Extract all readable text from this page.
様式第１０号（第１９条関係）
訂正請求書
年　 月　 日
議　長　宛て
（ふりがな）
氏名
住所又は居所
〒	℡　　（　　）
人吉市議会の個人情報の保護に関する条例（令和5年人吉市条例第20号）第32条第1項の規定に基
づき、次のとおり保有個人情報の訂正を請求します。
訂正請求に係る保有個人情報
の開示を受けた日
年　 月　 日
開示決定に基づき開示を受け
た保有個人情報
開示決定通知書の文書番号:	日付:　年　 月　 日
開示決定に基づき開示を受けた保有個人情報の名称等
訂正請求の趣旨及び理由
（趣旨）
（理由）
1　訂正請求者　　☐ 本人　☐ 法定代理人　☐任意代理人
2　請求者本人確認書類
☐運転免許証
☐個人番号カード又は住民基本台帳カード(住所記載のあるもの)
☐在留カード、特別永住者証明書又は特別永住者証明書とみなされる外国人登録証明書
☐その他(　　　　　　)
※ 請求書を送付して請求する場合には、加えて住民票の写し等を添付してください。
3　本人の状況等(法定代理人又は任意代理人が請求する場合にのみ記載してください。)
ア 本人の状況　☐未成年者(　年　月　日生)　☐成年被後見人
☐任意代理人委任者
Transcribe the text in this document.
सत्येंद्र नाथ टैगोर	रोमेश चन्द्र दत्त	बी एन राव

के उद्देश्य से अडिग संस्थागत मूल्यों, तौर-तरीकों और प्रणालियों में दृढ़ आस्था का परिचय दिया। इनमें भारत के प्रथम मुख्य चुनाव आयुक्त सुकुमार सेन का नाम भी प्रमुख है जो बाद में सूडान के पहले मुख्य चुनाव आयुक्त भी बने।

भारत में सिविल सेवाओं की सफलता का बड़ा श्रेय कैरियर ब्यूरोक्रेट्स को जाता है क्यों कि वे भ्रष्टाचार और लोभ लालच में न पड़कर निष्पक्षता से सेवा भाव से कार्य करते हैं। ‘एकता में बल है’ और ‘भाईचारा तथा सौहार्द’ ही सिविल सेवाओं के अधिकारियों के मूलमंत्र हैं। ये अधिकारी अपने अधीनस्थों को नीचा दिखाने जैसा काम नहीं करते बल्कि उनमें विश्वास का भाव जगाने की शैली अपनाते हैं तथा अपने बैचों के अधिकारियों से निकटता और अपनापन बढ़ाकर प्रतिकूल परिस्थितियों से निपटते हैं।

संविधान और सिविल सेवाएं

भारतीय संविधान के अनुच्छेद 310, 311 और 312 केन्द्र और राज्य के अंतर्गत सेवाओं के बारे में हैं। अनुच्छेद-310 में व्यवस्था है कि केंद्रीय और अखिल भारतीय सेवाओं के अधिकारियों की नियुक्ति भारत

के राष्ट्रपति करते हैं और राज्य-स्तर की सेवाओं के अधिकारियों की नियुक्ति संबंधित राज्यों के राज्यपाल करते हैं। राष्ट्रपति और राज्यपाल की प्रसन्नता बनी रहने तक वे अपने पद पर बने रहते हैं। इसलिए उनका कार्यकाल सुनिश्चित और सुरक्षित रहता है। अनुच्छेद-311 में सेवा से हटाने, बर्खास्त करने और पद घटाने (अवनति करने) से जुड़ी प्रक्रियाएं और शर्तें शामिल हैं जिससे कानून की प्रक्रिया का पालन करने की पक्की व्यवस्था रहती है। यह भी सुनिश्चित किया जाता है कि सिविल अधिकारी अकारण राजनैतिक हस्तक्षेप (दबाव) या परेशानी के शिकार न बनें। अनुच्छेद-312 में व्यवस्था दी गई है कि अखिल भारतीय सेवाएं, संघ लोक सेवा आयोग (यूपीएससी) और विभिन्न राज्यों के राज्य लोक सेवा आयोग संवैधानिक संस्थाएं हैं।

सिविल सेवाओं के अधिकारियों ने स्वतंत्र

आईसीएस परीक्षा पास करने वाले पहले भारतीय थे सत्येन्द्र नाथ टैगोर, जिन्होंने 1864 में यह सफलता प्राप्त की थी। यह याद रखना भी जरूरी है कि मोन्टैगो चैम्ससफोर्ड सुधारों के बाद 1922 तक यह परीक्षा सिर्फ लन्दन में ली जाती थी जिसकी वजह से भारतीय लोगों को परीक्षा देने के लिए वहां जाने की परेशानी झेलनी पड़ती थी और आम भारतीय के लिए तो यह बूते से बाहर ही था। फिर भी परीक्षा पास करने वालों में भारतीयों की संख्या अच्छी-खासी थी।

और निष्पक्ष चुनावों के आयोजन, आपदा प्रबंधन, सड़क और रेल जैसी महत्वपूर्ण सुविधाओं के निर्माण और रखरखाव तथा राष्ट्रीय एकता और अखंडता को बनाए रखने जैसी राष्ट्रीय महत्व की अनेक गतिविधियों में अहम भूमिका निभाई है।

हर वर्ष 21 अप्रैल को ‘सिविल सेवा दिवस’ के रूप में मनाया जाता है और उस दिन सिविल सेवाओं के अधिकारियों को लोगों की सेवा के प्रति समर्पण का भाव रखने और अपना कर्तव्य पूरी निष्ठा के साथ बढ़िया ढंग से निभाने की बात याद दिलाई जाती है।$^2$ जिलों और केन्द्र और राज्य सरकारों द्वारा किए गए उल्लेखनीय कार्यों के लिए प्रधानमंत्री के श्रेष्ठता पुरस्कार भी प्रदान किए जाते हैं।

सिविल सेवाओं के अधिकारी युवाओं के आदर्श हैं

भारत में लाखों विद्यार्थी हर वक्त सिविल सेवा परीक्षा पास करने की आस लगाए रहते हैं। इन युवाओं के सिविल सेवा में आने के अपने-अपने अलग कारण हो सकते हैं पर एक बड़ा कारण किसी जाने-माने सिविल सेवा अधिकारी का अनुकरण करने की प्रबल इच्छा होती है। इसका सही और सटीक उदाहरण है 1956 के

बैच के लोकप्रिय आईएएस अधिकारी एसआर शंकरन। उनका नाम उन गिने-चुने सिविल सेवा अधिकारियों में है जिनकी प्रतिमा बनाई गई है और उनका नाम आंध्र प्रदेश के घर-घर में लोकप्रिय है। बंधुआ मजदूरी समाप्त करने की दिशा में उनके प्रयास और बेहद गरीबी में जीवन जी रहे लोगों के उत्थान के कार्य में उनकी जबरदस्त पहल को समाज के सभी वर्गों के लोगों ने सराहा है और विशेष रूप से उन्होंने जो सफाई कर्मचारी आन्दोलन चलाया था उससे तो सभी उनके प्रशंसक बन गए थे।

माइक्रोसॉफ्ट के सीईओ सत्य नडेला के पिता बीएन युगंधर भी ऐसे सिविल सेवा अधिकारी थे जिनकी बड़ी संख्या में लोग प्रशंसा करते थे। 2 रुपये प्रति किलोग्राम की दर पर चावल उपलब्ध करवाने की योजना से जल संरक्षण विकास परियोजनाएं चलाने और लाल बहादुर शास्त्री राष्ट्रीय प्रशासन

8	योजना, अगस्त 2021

********

*What you have to do:* Type out the entries again, word for word.

*Solution:*
Extract all readable text from this page.
様式第１０号（第１９条関係）
訂正請求書
年　 月　 日
議　長　宛て
（ふりがな）
氏名
住所又は居所
〒	℡　　（　　）
人吉市議会の個人情報の保護に関する条例（令和5年人吉市条例第20号）第32条第1項の規定に基
づき、次のとおり保有個人情報の訂正を請求します。
訂正請求に係る保有個人情報
の開示を受けた日
年　 月　 日
開示決定に基づき開示を受け
た保有個人情報
開示決定通知書の文書番号:	日付:　年　 月　 日
開示決定に基づき開示を受けた保有個人情報の名称等
訂正請求の趣旨及び理由
（趣旨）
（理由）
1　訂正請求者　　☐ 本人　☐ 法定代理人　☐任意代理人
2　請求者本人確認書類
☐運転免許証
☐個人番号カード又は住民基本台帳カード(住所記載のあるもの)
☐在留カード、特別永住者証明書又は特別永住者証明書とみなされる外国人登録証明書
☐その他(　　　　　　)
※ 請求書を送付して請求する場合には、加えて住民票の写し等を添付してください。
3　本人の状況等(法定代理人又は任意代理人が請求する場合にのみ記載してください。)
ア 本人の状況　☐未成年者(　年　月　日生)　☐成年被後見人
☐任意代理人委任者
Transcribe the text in this document.
सत्येंद्र नाथ टैगोर	रोमेश चन्द्र दत्त	बी एन राव

के उद्देश्य से अडिग संस्थागत मूल्यों, तौर-तरीकों और प्रणालियों में दृढ़ आस्था का परिचय दिया। इनमें भारत के प्रथम मुख्य चुनाव आयुक्त सुकुमार सेन का नाम भी प्रमुख है जो बाद में सूडान के पहले मुख्य चुनाव आयुक्त भी बने।

भारत में सिविल सेवाओं की सफलता का बड़ा श्रेय कैरियर ब्यूरोक्रेट्स को जाता है क्यों कि वे भ्रष्टाचार और लोभ लालच में न पड़कर निष्पक्षता से सेवा भाव से कार्य करते हैं। ‘एकता में बल है’ और ‘भाईचारा तथा सौहार्द’ ही सिविल सेवाओं के अधिकारियों के मूलमंत्र हैं। ये अधिकारी अपने अधीनस्थों को नीचा दिखाने जैसा काम नहीं करते बल्कि उनमें विश्वास का भाव जगाने की शैली अपनाते हैं तथा अपने बैचों के अधिकारियों से निकटता और अपनापन बढ़ाकर प्रतिकूल परिस्थितियों से निपटते हैं।

संविधान और सिविल सेवाएं

भारतीय संविधान के अनुच्छेद 310, 311 और 312 केन्द्र और राज्य के अंतर्गत सेवाओं के बारे में हैं। अनुच्छेद-310 में व्यवस्था है कि केंद्रीय और अखिल भारतीय सेवाओं के अधिकारियों की नियुक्ति भारत

के राष्ट्रपति करते हैं और राज्य-स्तर की सेवाओं के अधिकारियों की नियुक्ति संबंधित राज्यों के राज्यपाल करते हैं। राष्ट्रपति और राज्यपाल की प्रसन्नता बनी रहने तक वे अपने पद पर बने रहते हैं। इसलिए उनका कार्यकाल सुनिश्चित और सुरक्षित रहता है। अनुच्छेद-311 में सेवा से हटाने, बर्खास्त करने और पद घटाने (अवनति करने) से जुड़ी प्रक्रियाएं और शर्तें शामिल हैं जिससे कानून की प्रक्रिया का पालन करने की पक्की व्यवस्था रहती है। यह भी सुनिश्चित किया जाता है कि सिविल अधिकारी अकारण राजनैतिक हस्तक्षेप (दबाव) या परेशानी के शिकार न बनें। अनुच्छेद-312 में व्यवस्था दी गई है कि अखिल भारतीय सेवाएं, संघ लोक सेवा आयोग (यूपीएससी) और विभिन्न राज्यों के राज्य लोक सेवा आयोग संवैधानिक संस्थाएं हैं।

सिविल सेवाओं के अधिकारियों ने स्वतंत्र

आईसीएस परीक्षा पास करने वाले पहले भारतीय थे सत्येन्द्र नाथ टैगोर, जिन्होंने 1864 में यह सफलता प्राप्त की थी। यह याद रखना भी जरूरी है कि मोन्टैगो चैम्ससफोर्ड सुधारों के बाद 1922 तक यह परीक्षा सिर्फ लन्दन में ली जाती थी जिसकी वजह से भारतीय लोगों को परीक्षा देने के लिए वहां जाने की परेशानी झेलनी पड़ती थी और आम भारतीय के लिए तो यह बूते से बाहर ही था। फिर भी परीक्षा पास करने वालों में भारतीयों की संख्या अच्छी-खासी थी।

और निष्पक्ष चुनावों के आयोजन, आपदा प्रबंधन, सड़क और रेल जैसी महत्वपूर्ण सुविधाओं के निर्माण और रखरखाव तथा राष्ट्रीय एकता और अखंडता को बनाए रखने जैसी राष्ट्रीय महत्व की अनेक गतिविधियों में अहम भूमिका निभाई है।

हर वर्ष 21 अप्रैल को ‘सिविल सेवा दिवस’ के रूप में मनाया जाता है और उस दिन सिविल सेवाओं के अधिकारियों को लोगों की सेवा के प्रति समर्पण का भाव रखने और अपना कर्तव्य पूरी निष्ठा के साथ बढ़िया ढंग से निभाने की बात याद दिलाई जाती है।$^2$ जिलों और केन्द्र और राज्य सरकारों द्वारा किए गए उल्लेखनीय कार्यों के लिए प्रधानमंत्री के श्रेष्ठता पुरस्कार भी प्रदान किए जाते हैं।

सिविल सेवाओं के अधिकारी युवाओं के आदर्श हैं

भारत में लाखों विद्यार्थी हर वक्त सिविल सेवा परीक्षा पास करने की आस लगाए रहते हैं। इन युवाओं के सिविल सेवा में आने के अपने-अपने अलग कारण हो सकते हैं पर एक बड़ा कारण किसी जाने-माने सिविल सेवा अधिकारी का अनुकरण करने की प्रबल इच्छा होती है। इसका सही और सटीक उदाहरण है 1956 के

बैच के लोकप्रिय आईएएस अधिकारी एसआर शंकरन। उनका नाम उन गिने-चुने सिविल सेवा अधिकारियों में है जिनकी प्रतिमा बनाई गई है और उनका नाम आंध्र प्रदेश के घर-घर में लोकप्रिय है। बंधुआ मजदूरी समाप्त करने की दिशा में उनके प्रयास और बेहद गरीबी में जीवन जी रहे लोगों के उत्थान के कार्य में उनकी जबरदस्त पहल को समाज के सभी वर्गों के लोगों ने सराहा है और विशेष रूप से उन्होंने जो सफाई कर्मचारी आन्दोलन चलाया था उससे तो सभी उनके प्रशंसक बन गए थे।

माइक्रोसॉफ्ट के सीईओ सत्य नडेला के पिता बीएन युगंधर भी ऐसे सिविल सेवा अधिकारी थे जिनकी बड़ी संख्या में लोग प्रशंसा करते थे। 2 रुपये प्रति किलोग्राम की दर पर चावल उपलब्ध करवाने की योजना से जल संरक्षण विकास परियोजनाएं चलाने और लाल बहादुर शास्त्री राष्ट्रीय प्रशासन

8	योजना, अगस्त 2021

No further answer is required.